# Start of GIVEN RECORDS

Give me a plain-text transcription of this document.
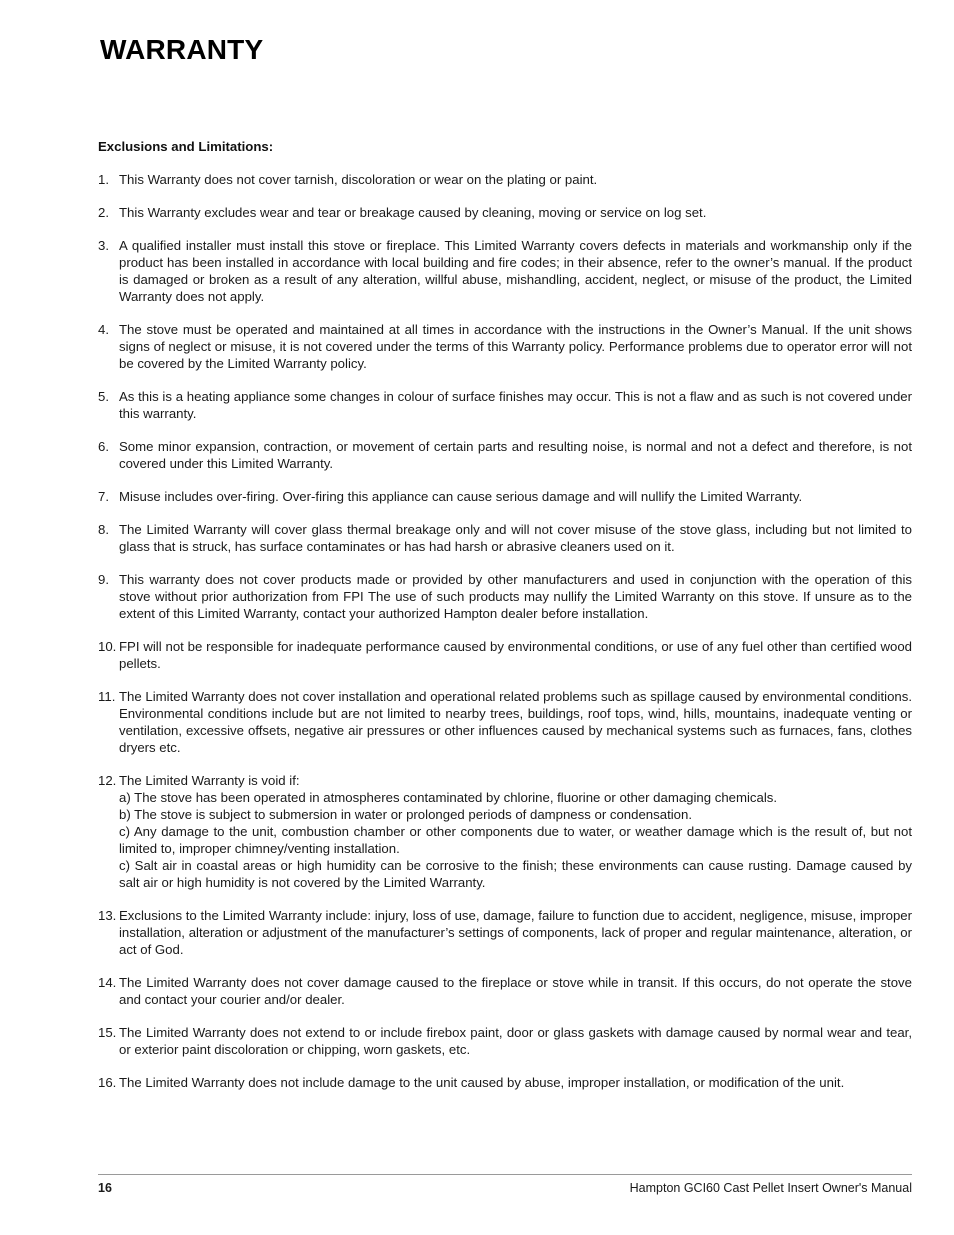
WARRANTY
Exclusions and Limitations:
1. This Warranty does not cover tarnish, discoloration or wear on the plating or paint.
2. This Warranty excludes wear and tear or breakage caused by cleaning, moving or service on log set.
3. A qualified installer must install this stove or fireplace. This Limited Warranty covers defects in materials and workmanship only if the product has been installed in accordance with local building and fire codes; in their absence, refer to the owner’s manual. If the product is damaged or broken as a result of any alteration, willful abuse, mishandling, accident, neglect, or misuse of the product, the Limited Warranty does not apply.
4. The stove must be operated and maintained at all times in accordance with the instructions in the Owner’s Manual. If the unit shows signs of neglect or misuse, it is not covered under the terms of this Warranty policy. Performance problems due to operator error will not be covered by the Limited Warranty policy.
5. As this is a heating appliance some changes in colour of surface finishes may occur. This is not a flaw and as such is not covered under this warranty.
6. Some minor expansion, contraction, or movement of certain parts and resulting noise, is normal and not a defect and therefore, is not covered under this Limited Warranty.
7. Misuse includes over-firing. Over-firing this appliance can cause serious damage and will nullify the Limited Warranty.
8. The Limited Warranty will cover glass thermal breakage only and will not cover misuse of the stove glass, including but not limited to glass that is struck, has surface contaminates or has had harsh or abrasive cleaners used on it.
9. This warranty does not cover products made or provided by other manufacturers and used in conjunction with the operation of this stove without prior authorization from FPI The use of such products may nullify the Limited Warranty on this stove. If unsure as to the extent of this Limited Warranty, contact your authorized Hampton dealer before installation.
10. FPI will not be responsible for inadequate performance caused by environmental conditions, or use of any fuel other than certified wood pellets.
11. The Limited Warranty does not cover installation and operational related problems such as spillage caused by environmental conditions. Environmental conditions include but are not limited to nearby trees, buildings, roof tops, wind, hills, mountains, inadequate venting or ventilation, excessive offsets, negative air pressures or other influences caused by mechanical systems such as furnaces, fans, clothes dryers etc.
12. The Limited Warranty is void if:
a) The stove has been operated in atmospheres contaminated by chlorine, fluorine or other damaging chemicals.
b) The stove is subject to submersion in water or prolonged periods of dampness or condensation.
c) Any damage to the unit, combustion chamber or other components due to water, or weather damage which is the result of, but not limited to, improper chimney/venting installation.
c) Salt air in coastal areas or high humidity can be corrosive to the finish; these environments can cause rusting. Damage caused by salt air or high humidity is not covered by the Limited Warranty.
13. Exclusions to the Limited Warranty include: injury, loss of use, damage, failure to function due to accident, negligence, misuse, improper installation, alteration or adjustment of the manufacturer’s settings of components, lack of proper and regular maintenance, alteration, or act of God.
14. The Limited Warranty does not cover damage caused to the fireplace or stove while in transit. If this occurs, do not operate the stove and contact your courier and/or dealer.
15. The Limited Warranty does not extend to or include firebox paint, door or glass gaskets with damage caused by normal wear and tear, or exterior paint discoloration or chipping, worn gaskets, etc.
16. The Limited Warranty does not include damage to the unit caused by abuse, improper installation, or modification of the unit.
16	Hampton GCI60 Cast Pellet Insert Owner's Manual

# End of GIVEN RECORDS
# Start of GIVEN RECORDS

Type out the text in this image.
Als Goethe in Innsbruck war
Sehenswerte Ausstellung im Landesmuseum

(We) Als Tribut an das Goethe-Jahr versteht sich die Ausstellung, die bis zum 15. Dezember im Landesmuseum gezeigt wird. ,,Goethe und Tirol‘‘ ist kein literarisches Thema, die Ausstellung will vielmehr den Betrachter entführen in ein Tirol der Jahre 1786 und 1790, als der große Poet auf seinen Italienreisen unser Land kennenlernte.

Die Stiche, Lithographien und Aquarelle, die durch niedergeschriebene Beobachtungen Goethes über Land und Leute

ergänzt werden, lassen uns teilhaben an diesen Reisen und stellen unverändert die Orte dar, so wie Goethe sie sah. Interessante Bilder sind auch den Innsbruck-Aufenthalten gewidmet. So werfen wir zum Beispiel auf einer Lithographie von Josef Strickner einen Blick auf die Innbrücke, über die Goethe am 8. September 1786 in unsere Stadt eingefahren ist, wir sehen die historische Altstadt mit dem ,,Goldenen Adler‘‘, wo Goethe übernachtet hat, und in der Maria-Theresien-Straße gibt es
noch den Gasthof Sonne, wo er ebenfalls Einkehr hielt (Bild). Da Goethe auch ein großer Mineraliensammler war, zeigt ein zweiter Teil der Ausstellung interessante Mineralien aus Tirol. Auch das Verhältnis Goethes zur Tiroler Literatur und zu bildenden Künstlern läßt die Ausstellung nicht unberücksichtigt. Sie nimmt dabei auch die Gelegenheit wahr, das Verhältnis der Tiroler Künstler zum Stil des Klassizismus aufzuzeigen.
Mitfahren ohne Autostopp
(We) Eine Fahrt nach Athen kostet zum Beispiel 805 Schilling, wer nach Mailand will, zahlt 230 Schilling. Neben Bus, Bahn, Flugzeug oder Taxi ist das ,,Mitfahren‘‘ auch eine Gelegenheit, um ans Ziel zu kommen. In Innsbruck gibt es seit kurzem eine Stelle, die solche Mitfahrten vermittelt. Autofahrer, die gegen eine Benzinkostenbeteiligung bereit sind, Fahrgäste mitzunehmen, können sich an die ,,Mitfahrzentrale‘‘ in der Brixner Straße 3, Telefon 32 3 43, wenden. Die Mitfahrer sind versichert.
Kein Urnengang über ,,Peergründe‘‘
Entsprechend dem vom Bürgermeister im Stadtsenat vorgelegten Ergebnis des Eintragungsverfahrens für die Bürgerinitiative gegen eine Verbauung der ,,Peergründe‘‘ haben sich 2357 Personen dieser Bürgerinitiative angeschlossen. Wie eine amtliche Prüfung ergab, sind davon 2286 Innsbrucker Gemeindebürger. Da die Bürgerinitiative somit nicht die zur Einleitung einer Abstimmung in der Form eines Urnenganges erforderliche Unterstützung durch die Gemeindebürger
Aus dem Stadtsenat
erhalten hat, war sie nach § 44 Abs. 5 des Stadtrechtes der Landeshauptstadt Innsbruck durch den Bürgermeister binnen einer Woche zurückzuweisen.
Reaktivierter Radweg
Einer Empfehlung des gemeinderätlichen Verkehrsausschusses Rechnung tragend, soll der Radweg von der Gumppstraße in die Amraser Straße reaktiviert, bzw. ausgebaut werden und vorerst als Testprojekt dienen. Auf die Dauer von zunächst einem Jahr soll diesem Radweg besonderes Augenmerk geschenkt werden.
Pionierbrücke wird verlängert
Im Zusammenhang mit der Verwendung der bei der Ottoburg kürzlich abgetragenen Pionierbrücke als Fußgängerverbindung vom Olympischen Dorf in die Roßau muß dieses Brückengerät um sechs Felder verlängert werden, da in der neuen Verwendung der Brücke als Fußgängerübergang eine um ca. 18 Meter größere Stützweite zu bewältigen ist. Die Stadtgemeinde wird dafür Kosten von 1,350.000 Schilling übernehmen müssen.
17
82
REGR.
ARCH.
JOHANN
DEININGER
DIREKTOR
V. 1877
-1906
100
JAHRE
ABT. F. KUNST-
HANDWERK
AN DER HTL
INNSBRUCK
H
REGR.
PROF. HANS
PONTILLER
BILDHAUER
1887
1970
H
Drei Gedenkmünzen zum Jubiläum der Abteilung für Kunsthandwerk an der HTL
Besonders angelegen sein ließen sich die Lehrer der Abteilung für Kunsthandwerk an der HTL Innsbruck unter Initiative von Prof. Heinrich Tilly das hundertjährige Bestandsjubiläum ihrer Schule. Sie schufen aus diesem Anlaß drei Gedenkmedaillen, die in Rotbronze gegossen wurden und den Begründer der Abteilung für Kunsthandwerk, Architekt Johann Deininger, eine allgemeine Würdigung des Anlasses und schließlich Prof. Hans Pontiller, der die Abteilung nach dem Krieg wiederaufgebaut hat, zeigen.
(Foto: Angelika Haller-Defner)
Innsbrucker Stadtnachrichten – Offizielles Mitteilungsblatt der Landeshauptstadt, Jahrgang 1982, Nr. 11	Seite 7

# End of GIVEN RECORDS
# Start of GIVEN RECORDS

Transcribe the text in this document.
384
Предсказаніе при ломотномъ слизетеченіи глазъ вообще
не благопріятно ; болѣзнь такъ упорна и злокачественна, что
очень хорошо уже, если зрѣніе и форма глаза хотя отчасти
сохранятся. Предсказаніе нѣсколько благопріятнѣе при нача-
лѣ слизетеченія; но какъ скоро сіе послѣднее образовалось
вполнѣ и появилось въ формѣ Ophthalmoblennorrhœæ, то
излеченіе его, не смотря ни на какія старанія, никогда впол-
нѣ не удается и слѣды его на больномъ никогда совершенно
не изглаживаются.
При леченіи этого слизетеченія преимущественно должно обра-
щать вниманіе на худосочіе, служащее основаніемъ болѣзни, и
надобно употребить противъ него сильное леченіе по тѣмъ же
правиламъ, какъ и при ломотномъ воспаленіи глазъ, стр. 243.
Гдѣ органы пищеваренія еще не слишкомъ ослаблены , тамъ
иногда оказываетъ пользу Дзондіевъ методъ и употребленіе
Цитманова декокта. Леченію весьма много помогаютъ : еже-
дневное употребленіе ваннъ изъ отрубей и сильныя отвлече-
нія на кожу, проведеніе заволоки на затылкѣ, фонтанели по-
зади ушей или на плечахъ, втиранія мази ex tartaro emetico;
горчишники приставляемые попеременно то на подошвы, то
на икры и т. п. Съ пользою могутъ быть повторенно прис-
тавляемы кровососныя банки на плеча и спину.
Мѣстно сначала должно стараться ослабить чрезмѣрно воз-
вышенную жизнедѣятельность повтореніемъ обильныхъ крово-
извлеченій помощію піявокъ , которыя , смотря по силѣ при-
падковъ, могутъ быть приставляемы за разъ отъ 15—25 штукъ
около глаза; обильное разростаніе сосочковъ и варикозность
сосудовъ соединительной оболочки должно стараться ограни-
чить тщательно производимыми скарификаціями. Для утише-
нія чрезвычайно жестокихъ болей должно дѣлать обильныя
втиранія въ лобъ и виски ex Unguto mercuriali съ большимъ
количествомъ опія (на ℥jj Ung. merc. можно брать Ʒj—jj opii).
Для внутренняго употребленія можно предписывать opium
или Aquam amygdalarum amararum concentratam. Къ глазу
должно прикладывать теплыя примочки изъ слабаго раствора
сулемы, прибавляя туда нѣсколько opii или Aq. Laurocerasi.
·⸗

# End of GIVEN RECORDS

**REQUIRED TASK:** Check every line in the material above for the string "operated", then give only the number of lines that have it.

**ANSWER TO THE PROBLEM:** 2